**WHAT YOU SHOULD DO**
Repeat every entry word for word, skipping the pictures.
[start EXTRACTED ENTRIES]
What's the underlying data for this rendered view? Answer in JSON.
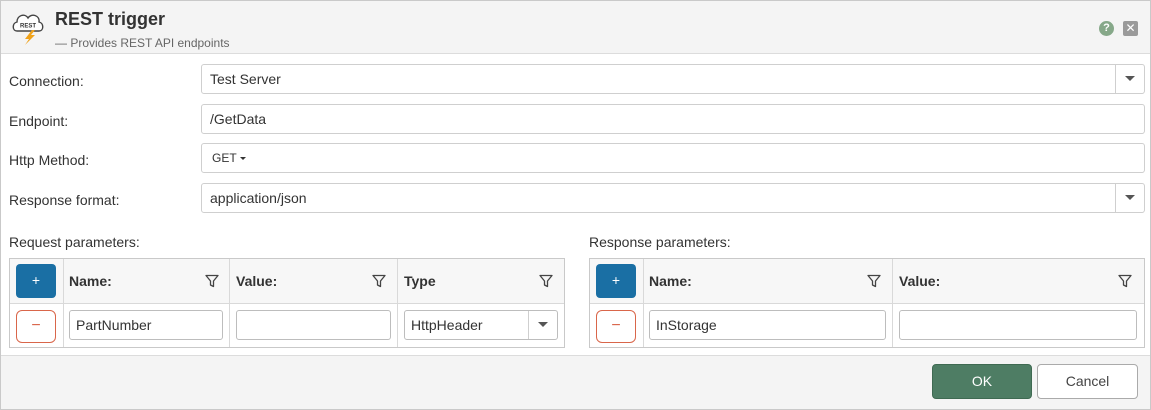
{
  "header": {
    "title": "REST trigger",
    "subtitle": "— Provides REST API endpoints",
    "logo_text": "REST",
    "help_label": "?",
    "close_label": "✕"
  },
  "form": {
    "connection": {
      "label": "Connection:",
      "value": "Test Server"
    },
    "endpoint": {
      "label": "Endpoint:",
      "value": "/GetData"
    },
    "http_method": {
      "label": "Http Method:",
      "value": "GET"
    },
    "response_format": {
      "label": "Response format:",
      "value": "application/json"
    }
  },
  "request_params": {
    "label": "Request parameters:",
    "add_label": "+",
    "delete_label": "−",
    "columns": [
      "Name:",
      "Value:",
      "Type"
    ],
    "row": {
      "name": "PartNumber",
      "value": "",
      "type": "HttpHeader"
    }
  },
  "response_params": {
    "label": "Response parameters:",
    "add_label": "+",
    "delete_label": "−",
    "columns": [
      "Name:",
      "Value:"
    ],
    "row": {
      "name": "InStorage",
      "value": ""
    }
  },
  "footer": {
    "ok_label": "OK",
    "cancel_label": "Cancel"
  },
  "colors": {
    "primary": "#1a6fa4",
    "ok": "#4e7d64",
    "danger": "#d9664a",
    "help": "#86a889"
  }
}
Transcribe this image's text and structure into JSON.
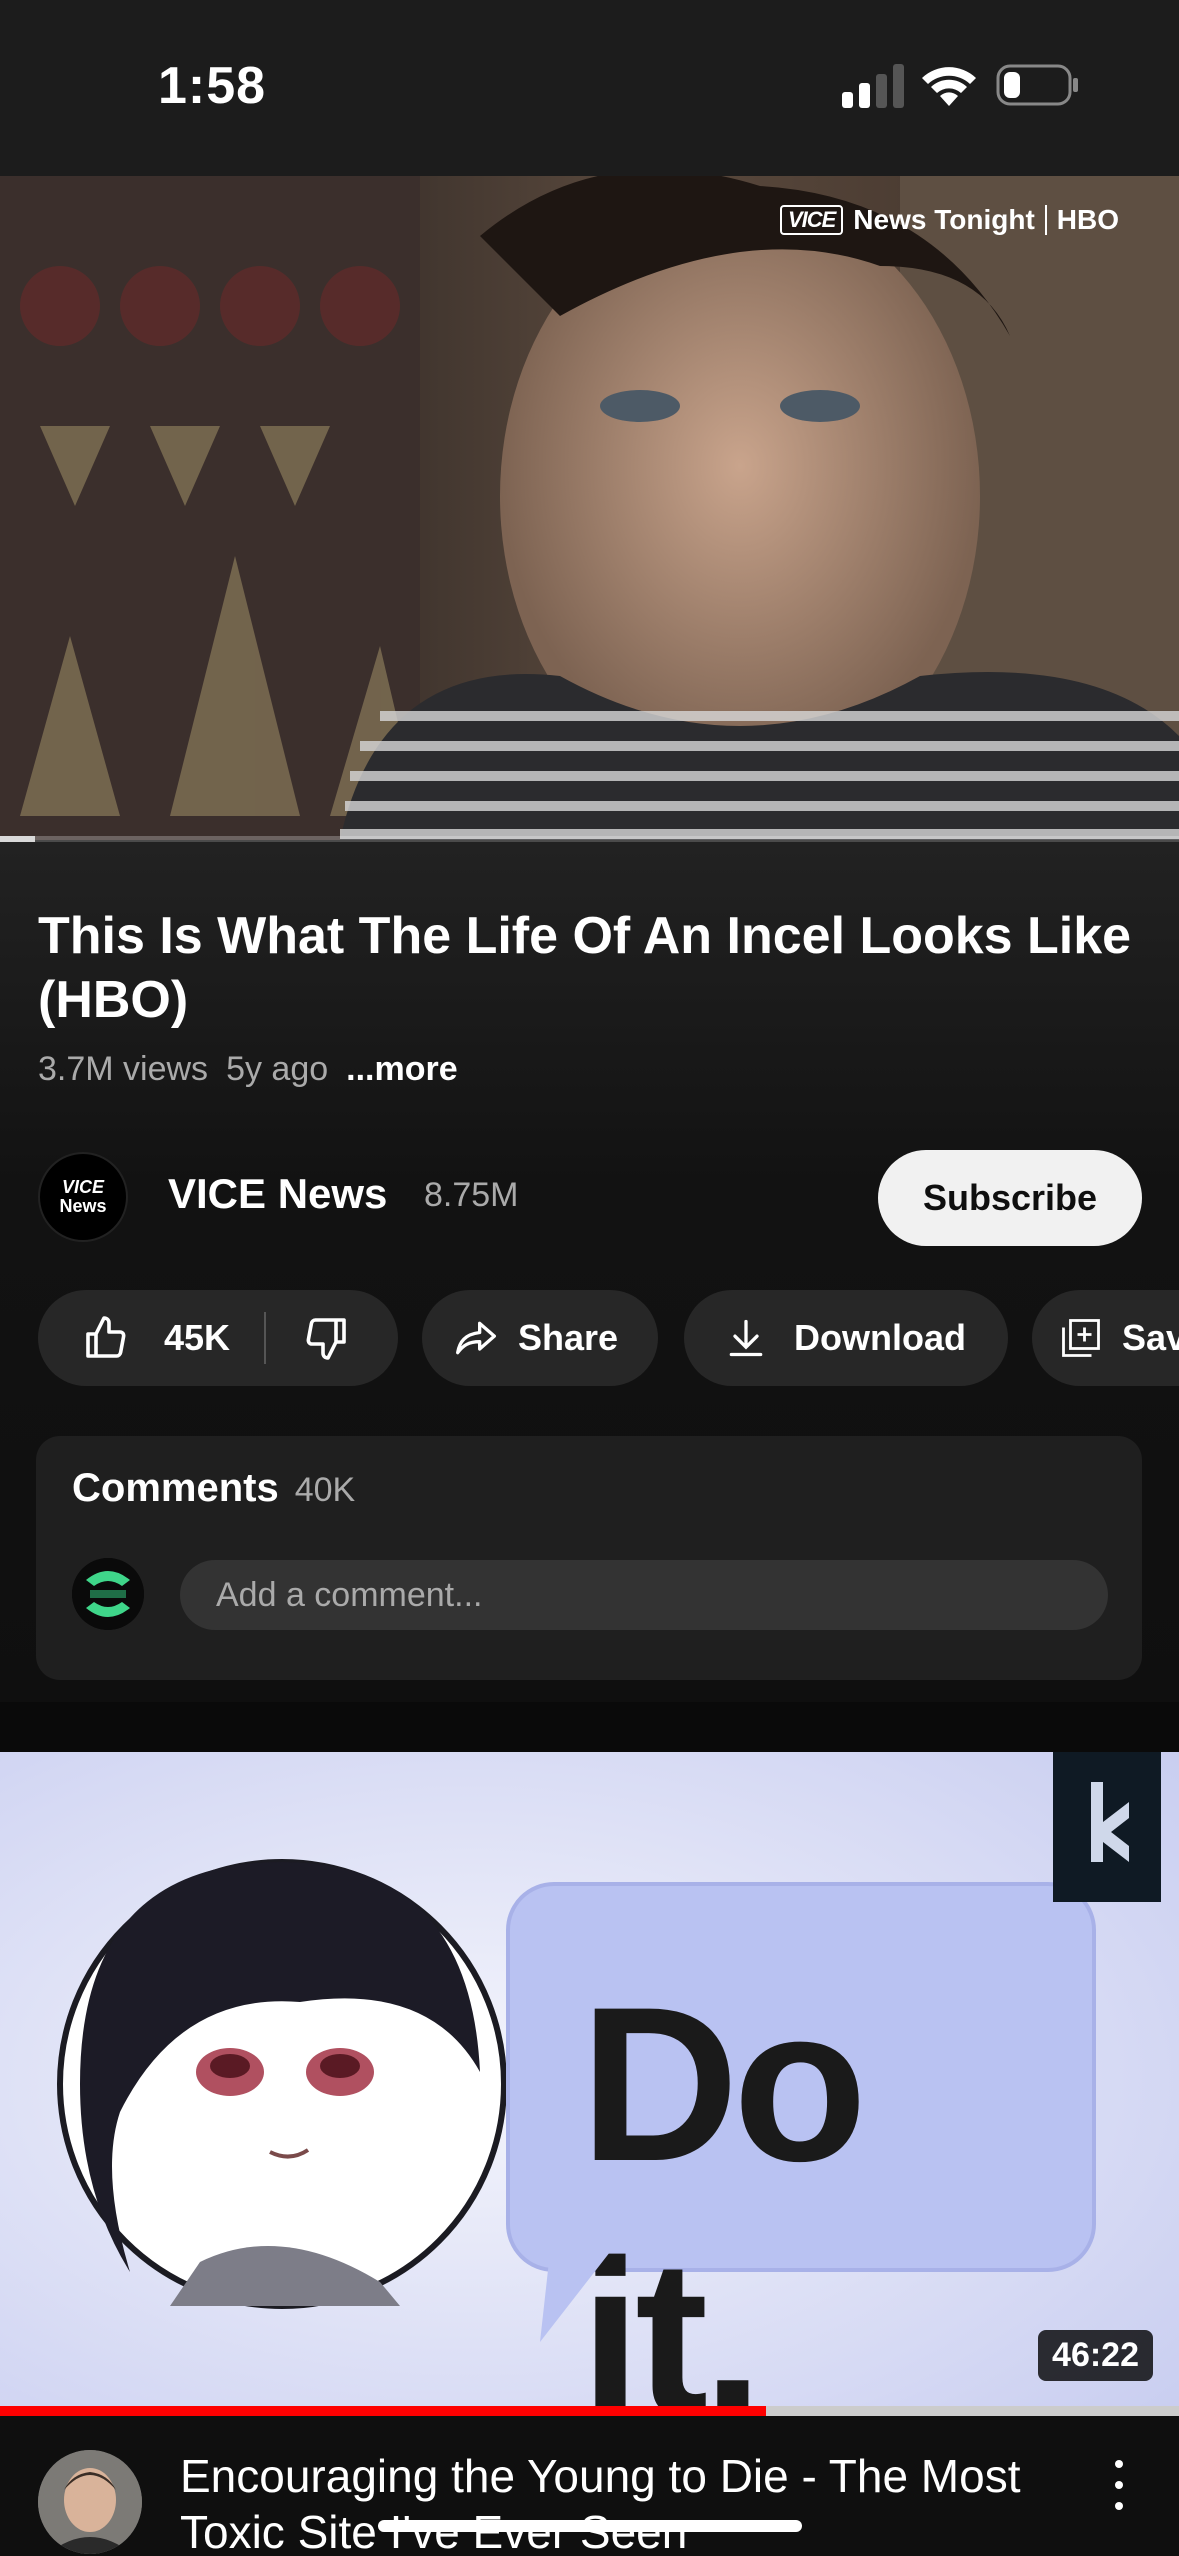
{
  "status_bar": {
    "time": "1:58"
  },
  "player": {
    "watermark_brand": "VICE",
    "watermark_show": "News Tonight",
    "watermark_network": "HBO",
    "progress": 0.03
  },
  "video": {
    "title": "This Is What The Life Of An Incel Looks Like (HBO)",
    "views": "3.7M views",
    "age": "5y ago",
    "more_label": "...more"
  },
  "channel": {
    "avatar_top": "VICE",
    "avatar_bottom": "News",
    "name": "VICE News",
    "subscribers": "8.75M",
    "subscribe_label": "Subscribe"
  },
  "actions": {
    "like_count": "45K",
    "share_label": "Share",
    "download_label": "Download",
    "save_label": "Save"
  },
  "comments": {
    "label": "Comments",
    "count": "40K",
    "placeholder": "Add a comment..."
  },
  "next_video": {
    "thumbnail_text": "Do it.",
    "duration": "46:22",
    "watched_fraction": 0.65,
    "title": "Encouraging the Young to Die - The Most Toxic Site I've Ever Seen"
  },
  "colors": {
    "background": "#0f0f0f",
    "pill": "#272727",
    "subscribe_bg": "#f1f1f1",
    "progress_red": "#ff0000",
    "bubble": "#b9c2f2"
  }
}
[end EXTRACTED ENTRIES]
**RESULT OF THE EXERCISE**
What's the underlying data for this rendered view? Answer in JSON.
{
  "header": {
    "title": "REST trigger",
    "subtitle": "— Provides REST API endpoints",
    "logo_text": "REST",
    "help_label": "?",
    "close_label": "✕"
  },
  "form": {
    "connection": {
      "label": "Connection:",
      "value": "Test Server"
    },
    "endpoint": {
      "label": "Endpoint:",
      "value": "/GetData"
    },
    "http_method": {
      "label": "Http Method:",
      "value": "GET"
    },
    "response_format": {
      "label": "Response format:",
      "value": "application/json"
    }
  },
  "request_params": {
    "label": "Request parameters:",
    "add_label": "+",
    "delete_label": "−",
    "columns": [
      "Name:",
      "Value:",
      "Type"
    ],
    "row": {
      "name": "PartNumber",
      "value": "",
      "type": "HttpHeader"
    }
  },
  "response_params": {
    "label": "Response parameters:",
    "add_label": "+",
    "delete_label": "−",
    "columns": [
      "Name:",
      "Value:"
    ],
    "row": {
      "name": "InStorage",
      "value": ""
    }
  },
  "footer": {
    "ok_label": "OK",
    "cancel_label": "Cancel"
  },
  "colors": {
    "primary": "#1a6fa4",
    "ok": "#4e7d64",
    "danger": "#d9664a",
    "help": "#86a889"
  }
}
Transcribe this image's text and structure into JSON.
{
  "status_bar": {
    "time": "1:58"
  },
  "player": {
    "watermark_brand": "VICE",
    "watermark_show": "News Tonight",
    "watermark_network": "HBO",
    "progress": 0.03
  },
  "video": {
    "title": "This Is What The Life Of An Incel Looks Like (HBO)",
    "views": "3.7M views",
    "age": "5y ago",
    "more_label": "...more"
  },
  "channel": {
    "avatar_top": "VICE",
    "avatar_bottom": "News",
    "name": "VICE News",
    "subscribers": "8.75M",
    "subscribe_label": "Subscribe"
  },
  "actions": {
    "like_count": "45K",
    "share_label": "Share",
    "download_label": "Download",
    "save_label": "Save"
  },
  "comments": {
    "label": "Comments",
    "count": "40K",
    "placeholder": "Add a comment..."
  },
  "next_video": {
    "thumbnail_text": "Do it.",
    "duration": "46:22",
    "watched_fraction": 0.65,
    "title": "Encouraging the Young to Die - The Most Toxic Site I've Ever Seen"
  },
  "colors": {
    "background": "#0f0f0f",
    "pill": "#272727",
    "subscribe_bg": "#f1f1f1",
    "progress_red": "#ff0000",
    "bubble": "#b9c2f2"
  }
}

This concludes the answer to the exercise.